(Entries with figure data)
***
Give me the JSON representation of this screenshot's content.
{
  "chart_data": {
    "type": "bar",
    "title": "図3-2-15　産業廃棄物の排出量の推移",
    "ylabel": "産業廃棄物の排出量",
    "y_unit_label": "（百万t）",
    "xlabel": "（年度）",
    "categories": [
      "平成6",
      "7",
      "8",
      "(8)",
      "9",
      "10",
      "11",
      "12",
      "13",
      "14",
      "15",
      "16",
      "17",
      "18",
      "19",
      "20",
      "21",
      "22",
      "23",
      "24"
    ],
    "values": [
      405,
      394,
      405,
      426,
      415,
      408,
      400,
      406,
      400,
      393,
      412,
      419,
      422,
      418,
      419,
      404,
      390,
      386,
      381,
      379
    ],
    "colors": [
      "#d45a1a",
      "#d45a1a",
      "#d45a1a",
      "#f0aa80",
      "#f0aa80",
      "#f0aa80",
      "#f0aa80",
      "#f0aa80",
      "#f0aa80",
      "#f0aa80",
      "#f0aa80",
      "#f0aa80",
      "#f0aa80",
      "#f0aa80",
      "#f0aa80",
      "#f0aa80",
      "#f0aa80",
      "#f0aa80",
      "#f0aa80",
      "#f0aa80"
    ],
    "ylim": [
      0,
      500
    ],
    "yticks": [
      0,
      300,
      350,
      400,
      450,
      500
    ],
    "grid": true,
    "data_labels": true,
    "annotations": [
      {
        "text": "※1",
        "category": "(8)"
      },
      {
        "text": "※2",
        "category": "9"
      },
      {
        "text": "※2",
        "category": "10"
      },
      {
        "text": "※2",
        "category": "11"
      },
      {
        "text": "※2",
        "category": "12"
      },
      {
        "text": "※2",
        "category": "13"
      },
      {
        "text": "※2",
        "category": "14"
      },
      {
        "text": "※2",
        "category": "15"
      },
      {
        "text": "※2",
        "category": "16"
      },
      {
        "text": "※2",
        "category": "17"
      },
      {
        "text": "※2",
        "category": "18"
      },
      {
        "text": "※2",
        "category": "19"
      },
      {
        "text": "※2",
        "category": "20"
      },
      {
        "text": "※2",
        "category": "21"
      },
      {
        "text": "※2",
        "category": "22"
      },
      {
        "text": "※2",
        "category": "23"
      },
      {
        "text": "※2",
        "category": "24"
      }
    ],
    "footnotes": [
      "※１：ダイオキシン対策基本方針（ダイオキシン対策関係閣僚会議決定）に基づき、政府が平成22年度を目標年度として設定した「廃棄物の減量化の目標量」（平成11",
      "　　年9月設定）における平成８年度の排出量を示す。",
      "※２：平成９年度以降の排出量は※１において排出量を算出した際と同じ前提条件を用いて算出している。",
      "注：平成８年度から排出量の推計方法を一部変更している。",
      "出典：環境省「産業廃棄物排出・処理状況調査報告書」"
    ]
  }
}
***
» **Challenge**:
Emit the full listing verbatim.

» **The completed task**:
Give me the JSON representation of this screenshot's content.
{
  "chart_data": {
    "type": "bar",
    "title": "図3-2-15　産業廃棄物の排出量の推移",
    "ylabel": "産業廃棄物の排出量",
    "y_unit_label": "（百万t）",
    "xlabel": "（年度）",
    "categories": [
      "平成6",
      "7",
      "8",
      "(8)",
      "9",
      "10",
      "11",
      "12",
      "13",
      "14",
      "15",
      "16",
      "17",
      "18",
      "19",
      "20",
      "21",
      "22",
      "23",
      "24"
    ],
    "values": [
      405,
      394,
      405,
      426,
      415,
      408,
      400,
      406,
      400,
      393,
      412,
      419,
      422,
      418,
      419,
      404,
      390,
      386,
      381,
      379
    ],
    "colors": [
      "#d45a1a",
      "#d45a1a",
      "#d45a1a",
      "#f0aa80",
      "#f0aa80",
      "#f0aa80",
      "#f0aa80",
      "#f0aa80",
      "#f0aa80",
      "#f0aa80",
      "#f0aa80",
      "#f0aa80",
      "#f0aa80",
      "#f0aa80",
      "#f0aa80",
      "#f0aa80",
      "#f0aa80",
      "#f0aa80",
      "#f0aa80",
      "#f0aa80"
    ],
    "ylim": [
      0,
      500
    ],
    "yticks": [
      0,
      300,
      350,
      400,
      450,
      500
    ],
    "grid": true,
    "data_labels": true,
    "annotations": [
      {
        "text": "※1",
        "category": "(8)"
      },
      {
        "text": "※2",
        "category": "9"
      },
      {
        "text": "※2",
        "category": "10"
      },
      {
        "text": "※2",
        "category": "11"
      },
      {
        "text": "※2",
        "category": "12"
      },
      {
        "text": "※2",
        "category": "13"
      },
      {
        "text": "※2",
        "category": "14"
      },
      {
        "text": "※2",
        "category": "15"
      },
      {
        "text": "※2",
        "category": "16"
      },
      {
        "text": "※2",
        "category": "17"
      },
      {
        "text": "※2",
        "category": "18"
      },
      {
        "text": "※2",
        "category": "19"
      },
      {
        "text": "※2",
        "category": "20"
      },
      {
        "text": "※2",
        "category": "21"
      },
      {
        "text": "※2",
        "category": "22"
      },
      {
        "text": "※2",
        "category": "23"
      },
      {
        "text": "※2",
        "category": "24"
      }
    ],
    "footnotes": [
      "※１：ダイオキシン対策基本方針（ダイオキシン対策関係閣僚会議決定）に基づき、政府が平成22年度を目標年度として設定した「廃棄物の減量化の目標量」（平成11",
      "　　年9月設定）における平成８年度の排出量を示す。",
      "※２：平成９年度以降の排出量は※１において排出量を算出した際と同じ前提条件を用いて算出している。",
      "注：平成８年度から排出量の推計方法を一部変更している。",
      "出典：環境省「産業廃棄物排出・処理状況調査報告書」"
    ]
  }
}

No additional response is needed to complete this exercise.